── EXCERTO DO TEXTO ──

Mas será que o Estado pode alterar a situação? É claro que o círculo vicioso descrito é, naturalmente, muito instável e, se for perturbado, pode mudar radicalmente de posição. Vejamos o que sucede se houver um aumento dos gastos, qual o resultado? Será que o rendimento aumenta?

3.2.4.1.4. Multiplicador

O aumento dos gastos causa imediatamente um aumento de rendimento igual a si próprio, mas desencadeia enormes quantidades de aumentos futuros, devidos ao consumo. Este é o chamado efeito multiplicador.

Será que o rendimento continuará a aumentar para sempre? Nâo, como se pode ver pelo modelo:

Y = a + bxY + G

O aumento do consumo é menor que o do rendimento [devido à propensão marginal ao consumo (b) ser menor que 1].

───
── CONJUNTO DE DADOS ──

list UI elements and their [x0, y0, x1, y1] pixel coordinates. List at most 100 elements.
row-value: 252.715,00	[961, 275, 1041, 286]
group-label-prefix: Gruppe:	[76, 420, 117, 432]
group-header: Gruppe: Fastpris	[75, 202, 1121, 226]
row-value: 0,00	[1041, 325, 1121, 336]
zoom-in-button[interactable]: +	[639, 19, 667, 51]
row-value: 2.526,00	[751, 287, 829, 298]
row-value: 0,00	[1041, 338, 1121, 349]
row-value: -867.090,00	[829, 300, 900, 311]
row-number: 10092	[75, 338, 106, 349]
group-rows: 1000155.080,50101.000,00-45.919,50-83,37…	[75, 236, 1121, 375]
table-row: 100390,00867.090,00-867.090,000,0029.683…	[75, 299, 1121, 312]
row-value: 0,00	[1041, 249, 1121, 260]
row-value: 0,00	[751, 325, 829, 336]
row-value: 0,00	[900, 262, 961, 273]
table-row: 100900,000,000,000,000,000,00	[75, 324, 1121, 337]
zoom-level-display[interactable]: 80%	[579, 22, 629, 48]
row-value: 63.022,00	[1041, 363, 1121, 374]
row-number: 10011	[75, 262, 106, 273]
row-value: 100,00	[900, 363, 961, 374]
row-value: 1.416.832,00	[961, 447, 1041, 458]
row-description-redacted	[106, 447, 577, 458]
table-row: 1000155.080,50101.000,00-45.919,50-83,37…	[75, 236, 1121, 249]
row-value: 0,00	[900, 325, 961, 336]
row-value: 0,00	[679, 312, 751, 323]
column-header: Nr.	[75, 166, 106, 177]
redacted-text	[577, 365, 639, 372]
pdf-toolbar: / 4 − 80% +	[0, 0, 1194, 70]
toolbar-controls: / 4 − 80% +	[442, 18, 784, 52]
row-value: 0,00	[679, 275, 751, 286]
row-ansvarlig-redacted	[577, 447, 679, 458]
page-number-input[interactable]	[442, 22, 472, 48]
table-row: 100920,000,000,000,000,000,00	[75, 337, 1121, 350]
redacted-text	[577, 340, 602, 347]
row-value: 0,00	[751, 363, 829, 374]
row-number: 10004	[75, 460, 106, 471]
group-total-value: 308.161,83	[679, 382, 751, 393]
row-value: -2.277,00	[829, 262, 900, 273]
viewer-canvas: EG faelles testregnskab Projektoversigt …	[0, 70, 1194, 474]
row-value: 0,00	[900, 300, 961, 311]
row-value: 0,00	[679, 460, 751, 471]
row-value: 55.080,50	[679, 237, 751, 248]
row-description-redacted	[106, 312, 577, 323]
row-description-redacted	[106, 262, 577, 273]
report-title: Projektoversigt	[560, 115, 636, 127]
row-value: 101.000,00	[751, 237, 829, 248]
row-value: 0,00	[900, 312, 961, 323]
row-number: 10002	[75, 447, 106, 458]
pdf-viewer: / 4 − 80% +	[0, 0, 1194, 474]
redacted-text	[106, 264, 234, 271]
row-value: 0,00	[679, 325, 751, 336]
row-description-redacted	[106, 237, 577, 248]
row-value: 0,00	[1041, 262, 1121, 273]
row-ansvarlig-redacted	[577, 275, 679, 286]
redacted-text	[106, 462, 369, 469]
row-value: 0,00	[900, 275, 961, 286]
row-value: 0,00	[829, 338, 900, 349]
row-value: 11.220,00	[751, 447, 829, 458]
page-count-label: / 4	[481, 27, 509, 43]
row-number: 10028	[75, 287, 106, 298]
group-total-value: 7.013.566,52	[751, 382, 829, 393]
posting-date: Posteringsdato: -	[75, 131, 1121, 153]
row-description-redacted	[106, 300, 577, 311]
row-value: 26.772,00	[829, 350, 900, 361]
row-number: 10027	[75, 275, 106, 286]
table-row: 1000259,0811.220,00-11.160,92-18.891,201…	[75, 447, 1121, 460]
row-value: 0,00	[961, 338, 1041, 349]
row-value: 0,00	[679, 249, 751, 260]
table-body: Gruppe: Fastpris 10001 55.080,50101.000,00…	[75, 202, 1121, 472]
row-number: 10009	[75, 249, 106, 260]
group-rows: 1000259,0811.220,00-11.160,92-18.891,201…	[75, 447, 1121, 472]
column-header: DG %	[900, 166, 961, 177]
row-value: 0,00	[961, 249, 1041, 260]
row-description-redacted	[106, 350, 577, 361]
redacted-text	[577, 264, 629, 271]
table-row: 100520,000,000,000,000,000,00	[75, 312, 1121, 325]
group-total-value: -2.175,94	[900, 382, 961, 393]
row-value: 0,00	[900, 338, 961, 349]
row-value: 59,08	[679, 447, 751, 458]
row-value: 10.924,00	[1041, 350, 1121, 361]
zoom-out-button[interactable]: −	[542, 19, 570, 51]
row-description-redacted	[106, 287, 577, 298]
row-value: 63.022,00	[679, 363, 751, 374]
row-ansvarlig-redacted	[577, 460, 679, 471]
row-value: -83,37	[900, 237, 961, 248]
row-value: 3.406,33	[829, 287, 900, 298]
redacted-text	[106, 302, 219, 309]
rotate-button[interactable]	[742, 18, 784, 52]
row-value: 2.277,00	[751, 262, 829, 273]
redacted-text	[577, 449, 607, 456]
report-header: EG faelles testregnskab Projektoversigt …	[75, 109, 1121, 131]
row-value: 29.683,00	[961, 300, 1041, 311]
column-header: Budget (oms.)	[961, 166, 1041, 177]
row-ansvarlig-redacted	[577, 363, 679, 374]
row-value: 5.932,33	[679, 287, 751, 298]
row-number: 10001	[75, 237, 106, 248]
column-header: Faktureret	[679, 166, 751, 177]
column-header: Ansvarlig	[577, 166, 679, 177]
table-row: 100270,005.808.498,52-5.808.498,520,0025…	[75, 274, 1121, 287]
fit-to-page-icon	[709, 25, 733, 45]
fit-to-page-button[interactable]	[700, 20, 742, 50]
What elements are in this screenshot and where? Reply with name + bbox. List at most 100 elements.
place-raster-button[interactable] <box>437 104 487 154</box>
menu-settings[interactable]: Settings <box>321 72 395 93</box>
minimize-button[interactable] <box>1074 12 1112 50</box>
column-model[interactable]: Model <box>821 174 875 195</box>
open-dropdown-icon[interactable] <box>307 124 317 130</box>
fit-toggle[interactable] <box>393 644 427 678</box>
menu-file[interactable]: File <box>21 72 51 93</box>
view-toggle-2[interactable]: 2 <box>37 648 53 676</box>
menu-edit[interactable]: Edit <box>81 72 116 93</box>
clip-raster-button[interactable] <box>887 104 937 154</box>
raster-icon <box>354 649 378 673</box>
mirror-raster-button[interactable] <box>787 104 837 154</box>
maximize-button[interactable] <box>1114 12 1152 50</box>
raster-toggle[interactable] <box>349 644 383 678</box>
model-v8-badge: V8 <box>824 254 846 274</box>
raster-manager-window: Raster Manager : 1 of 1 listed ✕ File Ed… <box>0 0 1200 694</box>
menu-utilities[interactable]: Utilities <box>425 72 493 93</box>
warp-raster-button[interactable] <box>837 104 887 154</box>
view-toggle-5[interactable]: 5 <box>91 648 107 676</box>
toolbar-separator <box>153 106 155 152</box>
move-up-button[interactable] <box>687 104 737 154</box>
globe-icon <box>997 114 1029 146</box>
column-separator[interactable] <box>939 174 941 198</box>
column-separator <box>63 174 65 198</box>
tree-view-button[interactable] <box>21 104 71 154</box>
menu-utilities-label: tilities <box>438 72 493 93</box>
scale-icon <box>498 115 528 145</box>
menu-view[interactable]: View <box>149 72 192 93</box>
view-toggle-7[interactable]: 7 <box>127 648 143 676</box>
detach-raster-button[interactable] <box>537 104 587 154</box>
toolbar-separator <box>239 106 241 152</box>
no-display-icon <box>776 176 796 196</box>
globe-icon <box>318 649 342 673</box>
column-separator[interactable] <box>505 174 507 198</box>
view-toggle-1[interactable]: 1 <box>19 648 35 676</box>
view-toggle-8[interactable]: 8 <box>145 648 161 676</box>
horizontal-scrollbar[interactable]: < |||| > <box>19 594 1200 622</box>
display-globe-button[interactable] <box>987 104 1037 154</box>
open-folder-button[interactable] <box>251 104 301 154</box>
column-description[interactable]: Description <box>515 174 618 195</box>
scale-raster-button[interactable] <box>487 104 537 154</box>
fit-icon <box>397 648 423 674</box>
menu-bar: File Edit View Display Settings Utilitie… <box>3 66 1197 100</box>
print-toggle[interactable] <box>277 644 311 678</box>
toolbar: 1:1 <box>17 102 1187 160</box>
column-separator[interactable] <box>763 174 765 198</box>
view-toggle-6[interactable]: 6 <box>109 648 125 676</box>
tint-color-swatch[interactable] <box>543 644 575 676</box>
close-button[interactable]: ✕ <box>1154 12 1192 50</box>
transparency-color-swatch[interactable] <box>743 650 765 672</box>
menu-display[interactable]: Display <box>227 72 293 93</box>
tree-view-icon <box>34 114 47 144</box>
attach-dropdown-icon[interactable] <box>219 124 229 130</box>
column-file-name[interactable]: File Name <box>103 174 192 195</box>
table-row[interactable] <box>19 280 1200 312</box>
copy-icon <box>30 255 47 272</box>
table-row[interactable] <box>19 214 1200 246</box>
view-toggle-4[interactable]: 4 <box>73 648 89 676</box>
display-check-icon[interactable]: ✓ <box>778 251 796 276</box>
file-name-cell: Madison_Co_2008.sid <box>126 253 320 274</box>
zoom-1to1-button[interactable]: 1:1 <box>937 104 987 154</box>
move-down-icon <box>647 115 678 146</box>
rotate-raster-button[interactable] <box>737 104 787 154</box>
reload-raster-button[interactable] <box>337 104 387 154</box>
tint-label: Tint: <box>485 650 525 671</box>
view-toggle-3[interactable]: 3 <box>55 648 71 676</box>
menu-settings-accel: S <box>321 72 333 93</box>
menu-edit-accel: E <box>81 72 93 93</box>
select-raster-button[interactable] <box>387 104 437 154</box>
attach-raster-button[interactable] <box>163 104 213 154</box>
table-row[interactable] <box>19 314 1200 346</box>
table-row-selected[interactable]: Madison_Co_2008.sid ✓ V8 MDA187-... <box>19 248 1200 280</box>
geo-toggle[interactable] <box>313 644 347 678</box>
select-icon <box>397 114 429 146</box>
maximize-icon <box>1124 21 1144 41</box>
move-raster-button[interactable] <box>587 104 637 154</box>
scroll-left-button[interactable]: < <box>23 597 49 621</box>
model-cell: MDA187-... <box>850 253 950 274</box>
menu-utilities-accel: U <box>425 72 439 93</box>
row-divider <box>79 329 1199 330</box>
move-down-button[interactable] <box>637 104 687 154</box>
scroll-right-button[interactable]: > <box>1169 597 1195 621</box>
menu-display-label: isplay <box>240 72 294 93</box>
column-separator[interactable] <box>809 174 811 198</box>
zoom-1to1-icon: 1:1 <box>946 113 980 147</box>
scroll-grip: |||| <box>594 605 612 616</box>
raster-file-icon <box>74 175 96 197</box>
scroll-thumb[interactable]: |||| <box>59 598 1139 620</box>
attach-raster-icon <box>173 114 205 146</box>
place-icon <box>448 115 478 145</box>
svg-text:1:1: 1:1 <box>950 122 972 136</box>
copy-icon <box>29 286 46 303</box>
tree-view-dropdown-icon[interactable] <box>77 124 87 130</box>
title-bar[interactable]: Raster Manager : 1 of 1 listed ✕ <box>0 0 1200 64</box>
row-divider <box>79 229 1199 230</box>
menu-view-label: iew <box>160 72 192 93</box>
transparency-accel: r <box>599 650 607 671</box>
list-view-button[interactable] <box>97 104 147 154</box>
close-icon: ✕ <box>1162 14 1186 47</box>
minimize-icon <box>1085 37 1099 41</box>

───

# INSTRUÇÕES DA TAREFA:
Resuma em duas frases o excerto sobre o efeito multiplicador. As entradas constituem material independente do excerto.

# RESULTADO DA TAREFA:
Um aumento dos gastos provoca de imediato um aumento do rendimento igual a si próprio e desencadeia grandes aumentos futuros devidos ao consumo, o que se designa por efeito multiplicador. Ainda assim, o rendimento não continua a aumentar para sempre, porque o aumento do consumo é menor que o do rendimento, dado que a propensão marginal ao consumo é menor que 1.